> PROBLEM REQUIREMENTS
Check each line of the material below for the string "Salary", then report how many lines have it, and nothing else.
··········
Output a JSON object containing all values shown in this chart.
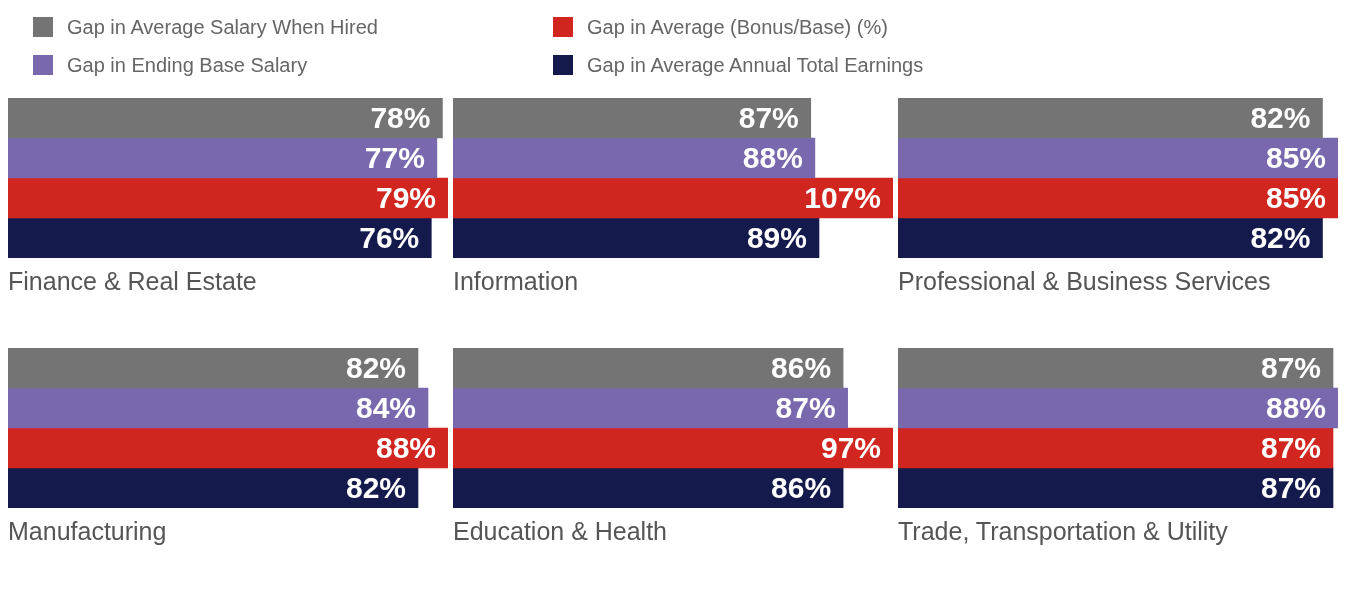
{
  "chart_data": [
    {
      "type": "bar",
      "orientation": "horizontal",
      "title": "Finance & Real Estate",
      "categories": [
        null
      ],
      "legend": "top",
      "series": [
        {
          "name": "Gap in Average Salary When Hired",
          "color": "#747474",
          "values": [
            78
          ],
          "value_labels": [
            "78%"
          ]
        },
        {
          "name": "Gap in Ending Base Salary",
          "color": "#7a68ae",
          "values": [
            77
          ],
          "value_labels": [
            "77%"
          ]
        },
        {
          "name": "Gap in Average (Bonus/Base) (%)",
          "color": "#d0261f",
          "values": [
            79
          ],
          "value_labels": [
            "79%"
          ]
        },
        {
          "name": "Gap in Average Annual Total Earnings",
          "color": "#141a4c",
          "values": [
            76
          ],
          "value_labels": [
            "76%"
          ]
        }
      ]
    },
    {
      "type": "bar",
      "orientation": "horizontal",
      "title": "Information",
      "categories": [
        null
      ],
      "series": [
        {
          "color": "#747474",
          "values": [
            87
          ],
          "value_labels": [
            "87%"
          ]
        },
        {
          "color": "#7a68ae",
          "values": [
            88
          ],
          "value_labels": [
            "88%"
          ]
        },
        {
          "color": "#d0261f",
          "values": [
            107
          ],
          "value_labels": [
            "107%"
          ]
        },
        {
          "color": "#141a4c",
          "values": [
            89
          ],
          "value_labels": [
            "89%"
          ]
        }
      ]
    },
    {
      "type": "bar",
      "orientation": "horizontal",
      "title": "Professional & Business Services",
      "categories": [
        null
      ],
      "series": [
        {
          "color": "#747474",
          "values": [
            82
          ],
          "value_labels": [
            "82%"
          ]
        },
        {
          "color": "#7a68ae",
          "values": [
            85
          ],
          "value_labels": [
            "85%"
          ]
        },
        {
          "color": "#d0261f",
          "values": [
            85
          ],
          "value_labels": [
            "85%"
          ]
        },
        {
          "color": "#141a4c",
          "values": [
            82
          ],
          "value_labels": [
            "82%"
          ]
        }
      ]
    },
    {
      "type": "bar",
      "orientation": "horizontal",
      "title": "Manufacturing",
      "categories": [
        null
      ],
      "series": [
        {
          "color": "#747474",
          "values": [
            82
          ],
          "value_labels": [
            "82%"
          ]
        },
        {
          "color": "#7a68ae",
          "values": [
            84
          ],
          "value_labels": [
            "84%"
          ]
        },
        {
          "color": "#d0261f",
          "values": [
            88
          ],
          "value_labels": [
            "88%"
          ]
        },
        {
          "color": "#141a4c",
          "values": [
            82
          ],
          "value_labels": [
            "82%"
          ]
        }
      ]
    },
    {
      "type": "bar",
      "orientation": "horizontal",
      "title": "Education & Health",
      "categories": [
        null
      ],
      "series": [
        {
          "color": "#747474",
          "values": [
            86
          ],
          "value_labels": [
            "86%"
          ]
        },
        {
          "color": "#7a68ae",
          "values": [
            87
          ],
          "value_labels": [
            "87%"
          ]
        },
        {
          "color": "#d0261f",
          "values": [
            97
          ],
          "value_labels": [
            "97%"
          ]
        },
        {
          "color": "#141a4c",
          "values": [
            86
          ],
          "value_labels": [
            "86%"
          ]
        }
      ]
    },
    {
      "type": "bar",
      "orientation": "horizontal",
      "title": "Trade, Transportation & Utility",
      "categories": [
        null
      ],
      "series": [
        {
          "color": "#747474",
          "values": [
            87
          ],
          "value_labels": [
            "87%"
          ]
        },
        {
          "color": "#7a68ae",
          "values": [
            88
          ],
          "value_labels": [
            "88%"
          ]
        },
        {
          "color": "#d0261f",
          "values": [
            87
          ],
          "value_labels": [
            "87%"
          ]
        },
        {
          "color": "#141a4c",
          "values": [
            87
          ],
          "value_labels": [
            "87%"
          ]
        }
      ]
    }
  ]
}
··········
> COMPLETED EXERCISE
2